- _Texte fourni_:
####################
À cette question, Plenel répond enfin, quatorze ans plus tard. Faisant allusion à la bataille (« fort obscure et fort piégée », concède-t-il) qu’il aurait livrée avec d’autres au sein du Monde et pour Le Monde, et aux convictions qui l’auraient toujours animé, il écrit : « Mon article de 1998 était une défense de ce combat contre une posture intellectuelle que je ressentais comme un renoncement et une désertion. » C’était mal « ressentir » ce qui n’était ni une posture, ni une désertion. Mais c’est avouer aujourd’hui que c’est au service de son propre combat et donc de la défense du Monde que Plenel inscrivait alors dans le Code déontologique des mauvaises postures, le crime de lèse-Le Monde (et, par extension, de lèse-médias) pour lequel furent poursuivis pendant de longues années tous ceux qui, d’Halimi à PLPL en passant par Acrimed et quelques autres, s’étaient engagés dans une critique sans concession de l’ordre médiatique existant, dont Le Monde était déjà une composante.

C’est pourquoi Plenel préférait alors n’avoir rien à dire sur la cible du livre : un « quarteron de commentateurs multicartes très richement dotés », selon l’expression d’Halimi lui-même. Il préférait, comme le soulignait ce dernier, adopter une autre « posture » : «  […] S’instituant avocat d’une profession de journaliste qui ne lui a pas confié ses dossiers, il escamote la responsabilité sociale des Grands Commentateurs et autres “intellectuels de parodie” […] ».

… Un ordre médiatique dont Le Monde était déjà, en 1998, une composante, disions-nous. Mais ceci est une autre histoire, une histoire que Plenel, toujours oublieux, réécrit à sa façon. Nous y reviendrons (voir le post-scriptum à cet article, en réponse à une demande de Plenel postérieure à sa publication).

En attendant, tous au cinéma : le film Les Nouveau Chiens de garde est sur grand écran, et Bourdieu n’y est, du moins directement, pour rien. Plenel, non plus. Mais on est en droit de se demander si, une fois de plus « Hors sujet », Plenel dirait du film, en 2012, ce qu’il disait du livre, en 1998 : « Ainsi donc, les journalistes seraient les “nouveaux chiens de garde”, meute au service de l’ordre établi et de l’idéologie dominante. C’est du moins ce que l’on retient du pamphlet de Serge Halimi. Certes, sa cible apparente est l’“élite” de la profession, ses signatures et ses présentateurs en vue. Mais ils ne sont éreintés que comme l’avant-garde d’un métier à la dérive. »
####################
Données de prédiction de boîtes englobantes:

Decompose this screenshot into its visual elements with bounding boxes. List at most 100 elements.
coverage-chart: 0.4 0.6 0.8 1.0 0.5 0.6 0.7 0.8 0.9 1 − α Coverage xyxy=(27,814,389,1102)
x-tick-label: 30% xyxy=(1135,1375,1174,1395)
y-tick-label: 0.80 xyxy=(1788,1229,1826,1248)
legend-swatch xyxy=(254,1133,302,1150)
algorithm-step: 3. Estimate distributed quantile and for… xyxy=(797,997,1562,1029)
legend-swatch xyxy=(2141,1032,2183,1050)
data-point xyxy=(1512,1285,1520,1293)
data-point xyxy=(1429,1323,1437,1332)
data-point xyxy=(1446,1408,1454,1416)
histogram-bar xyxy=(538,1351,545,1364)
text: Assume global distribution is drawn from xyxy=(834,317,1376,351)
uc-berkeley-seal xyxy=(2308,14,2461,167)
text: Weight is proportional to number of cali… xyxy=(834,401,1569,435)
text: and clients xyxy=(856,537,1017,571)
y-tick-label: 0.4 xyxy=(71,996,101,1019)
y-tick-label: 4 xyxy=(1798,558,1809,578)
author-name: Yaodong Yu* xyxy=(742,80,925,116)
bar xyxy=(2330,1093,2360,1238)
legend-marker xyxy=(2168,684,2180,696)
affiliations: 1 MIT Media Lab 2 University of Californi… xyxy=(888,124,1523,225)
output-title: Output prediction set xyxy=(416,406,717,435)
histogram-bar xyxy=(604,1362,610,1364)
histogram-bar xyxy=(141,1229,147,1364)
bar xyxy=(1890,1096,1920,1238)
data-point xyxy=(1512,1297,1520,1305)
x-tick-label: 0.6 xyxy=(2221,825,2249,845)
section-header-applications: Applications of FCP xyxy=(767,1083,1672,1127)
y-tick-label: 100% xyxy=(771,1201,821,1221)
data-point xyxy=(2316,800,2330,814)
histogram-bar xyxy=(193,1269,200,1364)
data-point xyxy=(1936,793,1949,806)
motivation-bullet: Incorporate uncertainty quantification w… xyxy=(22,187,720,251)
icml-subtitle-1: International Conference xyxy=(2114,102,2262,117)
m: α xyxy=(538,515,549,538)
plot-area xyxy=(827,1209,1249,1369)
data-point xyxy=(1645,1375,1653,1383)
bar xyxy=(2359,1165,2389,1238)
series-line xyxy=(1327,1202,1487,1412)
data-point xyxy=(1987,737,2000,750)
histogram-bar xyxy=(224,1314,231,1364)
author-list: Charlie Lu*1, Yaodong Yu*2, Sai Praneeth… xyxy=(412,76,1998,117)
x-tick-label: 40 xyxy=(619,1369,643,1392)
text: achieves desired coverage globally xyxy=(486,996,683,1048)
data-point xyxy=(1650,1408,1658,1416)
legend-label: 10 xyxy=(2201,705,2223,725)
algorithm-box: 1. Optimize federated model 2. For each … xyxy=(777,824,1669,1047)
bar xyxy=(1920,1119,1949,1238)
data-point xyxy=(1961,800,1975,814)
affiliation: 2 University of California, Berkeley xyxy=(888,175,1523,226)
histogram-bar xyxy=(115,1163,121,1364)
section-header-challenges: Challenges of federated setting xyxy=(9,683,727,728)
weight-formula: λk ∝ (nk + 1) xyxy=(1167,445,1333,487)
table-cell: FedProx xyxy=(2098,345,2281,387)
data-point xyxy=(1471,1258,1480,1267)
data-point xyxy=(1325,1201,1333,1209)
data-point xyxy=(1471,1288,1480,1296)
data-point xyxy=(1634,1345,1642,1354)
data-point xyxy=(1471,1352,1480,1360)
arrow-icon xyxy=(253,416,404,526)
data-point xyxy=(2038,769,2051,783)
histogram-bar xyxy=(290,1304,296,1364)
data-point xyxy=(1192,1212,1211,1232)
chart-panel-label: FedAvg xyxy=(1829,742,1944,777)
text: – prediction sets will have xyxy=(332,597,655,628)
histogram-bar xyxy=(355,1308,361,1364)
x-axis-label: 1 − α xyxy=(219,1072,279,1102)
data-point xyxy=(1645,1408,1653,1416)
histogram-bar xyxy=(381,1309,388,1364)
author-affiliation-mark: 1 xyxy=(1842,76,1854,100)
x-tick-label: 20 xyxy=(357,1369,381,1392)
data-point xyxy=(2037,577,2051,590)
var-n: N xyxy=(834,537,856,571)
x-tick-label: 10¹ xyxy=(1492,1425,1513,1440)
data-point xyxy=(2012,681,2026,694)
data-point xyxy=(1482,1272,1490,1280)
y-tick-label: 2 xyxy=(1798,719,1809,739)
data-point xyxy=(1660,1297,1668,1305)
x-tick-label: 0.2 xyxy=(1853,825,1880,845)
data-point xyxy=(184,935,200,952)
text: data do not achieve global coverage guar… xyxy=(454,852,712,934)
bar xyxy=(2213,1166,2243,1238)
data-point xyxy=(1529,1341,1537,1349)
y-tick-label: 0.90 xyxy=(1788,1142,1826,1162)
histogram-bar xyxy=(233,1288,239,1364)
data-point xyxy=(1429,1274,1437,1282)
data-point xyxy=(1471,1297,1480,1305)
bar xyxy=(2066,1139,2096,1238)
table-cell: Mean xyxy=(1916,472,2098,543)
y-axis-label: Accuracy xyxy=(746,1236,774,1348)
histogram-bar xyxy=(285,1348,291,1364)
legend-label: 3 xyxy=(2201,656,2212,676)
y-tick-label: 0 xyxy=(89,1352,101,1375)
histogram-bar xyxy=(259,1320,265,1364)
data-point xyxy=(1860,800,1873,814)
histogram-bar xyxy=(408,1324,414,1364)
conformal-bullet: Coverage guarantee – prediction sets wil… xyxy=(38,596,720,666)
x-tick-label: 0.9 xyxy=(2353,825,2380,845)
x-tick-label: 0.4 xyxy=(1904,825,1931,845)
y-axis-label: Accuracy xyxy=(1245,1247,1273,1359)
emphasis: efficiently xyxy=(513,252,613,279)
####################
- _Travail à faire_:
1) D'après le texte sur Plenel et Le Monde, par quelle expression Halimi désigne-t-il la cible de son livre ?
2) Poursuivez le texte sur Plenel et Le Monde après sa dernière phrase.

- _Réponses par point_:
1) Un « quarteron de commentateurs multicartes très richement dotés ».

2)
Parfois le cinéma porte conseil…

Henri Maler

 Sur le site du Monde diplomatique :

- La présentation de la controverse par Ignacio Ramonet : « Informer sur l’information ».
- La tribune d’Edwy Plenel : « Le faux procès du journalisme ».
- La réponse de Serge Halimi : « Hors sujet ».
- La réponse de Pierre Bourdieu : « Questions sur un quiproquo ».


P.-S. quelques heures plus tard

Réagissant sur son blog à cet article, Edwy Plenel interpelle directement et personnellement son auteur en lui demandant notamment ceci :

[…] Pourrais-tu avoir, au moins, l’obligeance de signaler à tes lecteurs que j’ai rendu compte dans un livre, dès 2006, de ce qui s’est joué au Monde. Les références : Procès, Stock, 2006, puis Folio, 2007. Ce livre fut suivi d’un autre, en 2007, chez Stock aussi, Chroniques marranes, qui reprend mes derniers articles parus dans Le Monde avec une introduction, qui est aussi une explication, intitulée “Autoportrait”. Tu peux évidemment trouver ces éclaircissements insuffisants, mais tu ne peux pas faire comme s’ils n’existaient pas. Les ignorer serait intellectuellement malhonnête. […]

Bien que cette demande soit largement « Hors sujet », puisque l’article qui engage collectivement Acrimed ne porte que très indirectement sur Le Monde, (nous annonçons, à ce propos, que « nous y reviendrons »), mais sur la réplique « Hors sujet » au livre de Serge Halimi et sur sa réédition « Hors sujet », nous apportons volontiers les précisions que Plenel demande sur son histoire du Monde, en attendant d’y revenir, comme promis.